→ **Exercise details**: Reproduce the listing below verbatim, keeping every line and character unchanged.

########################################

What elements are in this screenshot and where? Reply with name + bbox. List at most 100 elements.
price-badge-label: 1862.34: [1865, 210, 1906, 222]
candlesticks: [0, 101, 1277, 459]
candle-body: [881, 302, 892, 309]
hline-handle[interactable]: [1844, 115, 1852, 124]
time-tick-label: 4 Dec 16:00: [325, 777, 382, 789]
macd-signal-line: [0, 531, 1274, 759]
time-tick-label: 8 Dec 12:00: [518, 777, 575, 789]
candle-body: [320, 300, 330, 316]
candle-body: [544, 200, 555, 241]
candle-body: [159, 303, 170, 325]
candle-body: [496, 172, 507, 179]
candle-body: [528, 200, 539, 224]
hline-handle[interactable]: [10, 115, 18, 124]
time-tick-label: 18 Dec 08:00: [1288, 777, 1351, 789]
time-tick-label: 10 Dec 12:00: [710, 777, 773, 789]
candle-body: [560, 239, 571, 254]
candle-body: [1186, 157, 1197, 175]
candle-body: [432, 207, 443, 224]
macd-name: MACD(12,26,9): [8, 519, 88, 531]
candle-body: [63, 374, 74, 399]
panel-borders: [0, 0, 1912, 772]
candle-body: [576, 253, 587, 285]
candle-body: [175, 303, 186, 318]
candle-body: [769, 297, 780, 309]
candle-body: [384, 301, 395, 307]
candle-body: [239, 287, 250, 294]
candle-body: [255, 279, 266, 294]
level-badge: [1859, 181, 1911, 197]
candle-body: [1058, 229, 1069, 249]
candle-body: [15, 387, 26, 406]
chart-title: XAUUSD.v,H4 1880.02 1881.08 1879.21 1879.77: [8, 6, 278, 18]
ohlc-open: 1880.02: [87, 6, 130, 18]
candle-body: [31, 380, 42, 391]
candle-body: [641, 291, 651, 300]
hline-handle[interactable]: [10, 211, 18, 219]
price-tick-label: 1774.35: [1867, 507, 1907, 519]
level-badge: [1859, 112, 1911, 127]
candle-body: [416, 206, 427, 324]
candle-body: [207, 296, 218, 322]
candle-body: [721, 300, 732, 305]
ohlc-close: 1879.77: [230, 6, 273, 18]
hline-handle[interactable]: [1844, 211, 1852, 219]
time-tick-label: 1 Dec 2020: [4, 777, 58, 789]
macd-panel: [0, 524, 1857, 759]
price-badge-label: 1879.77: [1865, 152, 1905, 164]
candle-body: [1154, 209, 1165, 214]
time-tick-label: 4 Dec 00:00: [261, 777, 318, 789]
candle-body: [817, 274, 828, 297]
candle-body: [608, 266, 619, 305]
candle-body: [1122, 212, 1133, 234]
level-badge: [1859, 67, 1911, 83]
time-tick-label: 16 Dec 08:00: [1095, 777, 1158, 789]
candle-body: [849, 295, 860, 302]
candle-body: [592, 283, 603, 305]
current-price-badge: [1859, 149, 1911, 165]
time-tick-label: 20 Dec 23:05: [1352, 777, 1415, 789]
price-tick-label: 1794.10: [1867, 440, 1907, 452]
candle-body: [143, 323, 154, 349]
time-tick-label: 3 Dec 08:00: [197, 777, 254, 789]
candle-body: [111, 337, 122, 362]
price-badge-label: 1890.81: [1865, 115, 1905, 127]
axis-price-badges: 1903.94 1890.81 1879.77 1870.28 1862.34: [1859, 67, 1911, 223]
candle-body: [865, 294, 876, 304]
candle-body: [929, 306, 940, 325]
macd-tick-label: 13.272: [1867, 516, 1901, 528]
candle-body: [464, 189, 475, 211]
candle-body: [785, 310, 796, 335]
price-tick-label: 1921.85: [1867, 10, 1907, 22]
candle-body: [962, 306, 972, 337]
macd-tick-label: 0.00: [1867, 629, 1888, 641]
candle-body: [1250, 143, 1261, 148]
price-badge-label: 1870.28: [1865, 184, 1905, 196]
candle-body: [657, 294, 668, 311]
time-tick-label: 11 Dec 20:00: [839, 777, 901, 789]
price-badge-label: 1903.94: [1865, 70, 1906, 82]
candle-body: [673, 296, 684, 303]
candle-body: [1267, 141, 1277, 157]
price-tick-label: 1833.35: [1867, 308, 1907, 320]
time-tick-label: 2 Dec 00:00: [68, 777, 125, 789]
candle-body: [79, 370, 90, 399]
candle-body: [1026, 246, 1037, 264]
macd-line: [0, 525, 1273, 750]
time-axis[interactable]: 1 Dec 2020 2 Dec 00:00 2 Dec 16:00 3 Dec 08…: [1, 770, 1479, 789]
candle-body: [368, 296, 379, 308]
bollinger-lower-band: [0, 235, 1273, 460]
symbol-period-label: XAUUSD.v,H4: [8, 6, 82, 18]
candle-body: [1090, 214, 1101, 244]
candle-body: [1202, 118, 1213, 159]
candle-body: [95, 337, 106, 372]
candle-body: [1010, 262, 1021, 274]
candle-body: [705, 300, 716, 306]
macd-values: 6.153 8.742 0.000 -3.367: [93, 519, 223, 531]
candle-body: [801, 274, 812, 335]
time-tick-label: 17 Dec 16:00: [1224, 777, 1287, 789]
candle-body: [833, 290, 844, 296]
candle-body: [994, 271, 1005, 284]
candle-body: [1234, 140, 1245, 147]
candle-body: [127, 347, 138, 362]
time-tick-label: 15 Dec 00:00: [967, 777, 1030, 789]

########################################

→ **Response**:
What elements are in this screenshot and where? Reply with name + bbox. List at most 100 elements.
price-badge-label: 1862.34: [1865, 210, 1906, 222]
candlesticks: [0, 101, 1277, 459]
candle-body: [881, 302, 892, 309]
hline-handle[interactable]: [1844, 115, 1852, 124]
time-tick-label: 4 Dec 16:00: [325, 777, 382, 789]
macd-signal-line: [0, 531, 1274, 759]
time-tick-label: 8 Dec 12:00: [518, 777, 575, 789]
candle-body: [320, 300, 330, 316]
candle-body: [544, 200, 555, 241]
candle-body: [159, 303, 170, 325]
candle-body: [496, 172, 507, 179]
candle-body: [528, 200, 539, 224]
hline-handle[interactable]: [10, 115, 18, 124]
time-tick-label: 18 Dec 08:00: [1288, 777, 1351, 789]
time-tick-label: 10 Dec 12:00: [710, 777, 773, 789]
candle-body: [560, 239, 571, 254]
candle-body: [1186, 157, 1197, 175]
candle-body: [432, 207, 443, 224]
macd-name: MACD(12,26,9): [8, 519, 88, 531]
candle-body: [63, 374, 74, 399]
panel-borders: [0, 0, 1912, 772]
candle-body: [576, 253, 587, 285]
candle-body: [175, 303, 186, 318]
candle-body: [769, 297, 780, 309]
candle-body: [384, 301, 395, 307]
candle-body: [239, 287, 250, 294]
candle-body: [255, 279, 266, 294]
level-badge: [1859, 181, 1911, 197]
candle-body: [1058, 229, 1069, 249]
candle-body: [15, 387, 26, 406]
chart-title: XAUUSD.v,H4 1880.02 1881.08 1879.21 1879.77: [8, 6, 278, 18]
ohlc-open: 1880.02: [87, 6, 130, 18]
candle-body: [31, 380, 42, 391]
candle-body: [641, 291, 651, 300]
hline-handle[interactable]: [10, 211, 18, 219]
price-tick-label: 1774.35: [1867, 507, 1907, 519]
level-badge: [1859, 112, 1911, 127]
candle-body: [416, 206, 427, 324]
candle-body: [207, 296, 218, 322]
candle-body: [721, 300, 732, 305]
ohlc-close: 1879.77: [230, 6, 273, 18]
hline-handle[interactable]: [1844, 211, 1852, 219]
time-tick-label: 1 Dec 2020: [4, 777, 58, 789]
macd-panel: [0, 524, 1857, 759]
price-badge-label: 1879.77: [1865, 152, 1905, 164]
candle-body: [1154, 209, 1165, 214]
time-tick-label: 4 Dec 00:00: [261, 777, 318, 789]
candle-body: [817, 274, 828, 297]
candle-body: [608, 266, 619, 305]
candle-body: [1122, 212, 1133, 234]
level-badge: [1859, 67, 1911, 83]
time-tick-label: 16 Dec 08:00: [1095, 777, 1158, 789]
candle-body: [849, 295, 860, 302]
candle-body: [592, 283, 603, 305]
current-price-badge: [1859, 149, 1911, 165]
time-tick-label: 20 Dec 23:05: [1352, 777, 1415, 789]
price-tick-label: 1794.10: [1867, 440, 1907, 452]
candle-body: [143, 323, 154, 349]
time-tick-label: 3 Dec 08:00: [197, 777, 254, 789]
candle-body: [111, 337, 122, 362]
price-badge-label: 1890.81: [1865, 115, 1905, 127]
axis-price-badges: 1903.94 1890.81 1879.77 1870.28 1862.34: [1859, 67, 1911, 223]
candle-body: [865, 294, 876, 304]
candle-body: [929, 306, 940, 325]
macd-tick-label: 13.272: [1867, 516, 1901, 528]
candle-body: [464, 189, 475, 211]
candle-body: [785, 310, 796, 335]
price-tick-label: 1921.85: [1867, 10, 1907, 22]
candle-body: [962, 306, 972, 337]
macd-tick-label: 0.00: [1867, 629, 1888, 641]
candle-body: [1250, 143, 1261, 148]
price-badge-label: 1870.28: [1865, 184, 1905, 196]
candle-body: [657, 294, 668, 311]
time-tick-label: 11 Dec 20:00: [839, 777, 901, 789]
price-badge-label: 1903.94: [1865, 70, 1906, 82]
candle-body: [673, 296, 684, 303]
candle-body: [1267, 141, 1277, 157]
price-tick-label: 1833.35: [1867, 308, 1907, 320]
time-tick-label: 2 Dec 00:00: [68, 777, 125, 789]
candle-body: [79, 370, 90, 399]
candle-body: [1026, 246, 1037, 264]
macd-line: [0, 525, 1273, 750]
time-axis[interactable]: 1 Dec 2020 2 Dec 00:00 2 Dec 16:00 3 Dec 08…: [1, 770, 1479, 789]
candle-body: [368, 296, 379, 308]
bollinger-lower-band: [0, 235, 1273, 460]
symbol-period-label: XAUUSD.v,H4: [8, 6, 82, 18]
candle-body: [1090, 214, 1101, 244]
candle-body: [1202, 118, 1213, 159]
candle-body: [95, 337, 106, 372]
candle-body: [1010, 262, 1021, 274]
candle-body: [705, 300, 716, 306]
macd-values: 6.153 8.742 0.000 -3.367: [93, 519, 223, 531]
candle-body: [801, 274, 812, 335]
time-tick-label: 17 Dec 16:00: [1224, 777, 1287, 789]
candle-body: [833, 290, 844, 296]
candle-body: [994, 271, 1005, 284]
candle-body: [1234, 140, 1245, 147]
candle-body: [127, 347, 138, 362]
time-tick-label: 15 Dec 00:00: [967, 777, 1030, 789]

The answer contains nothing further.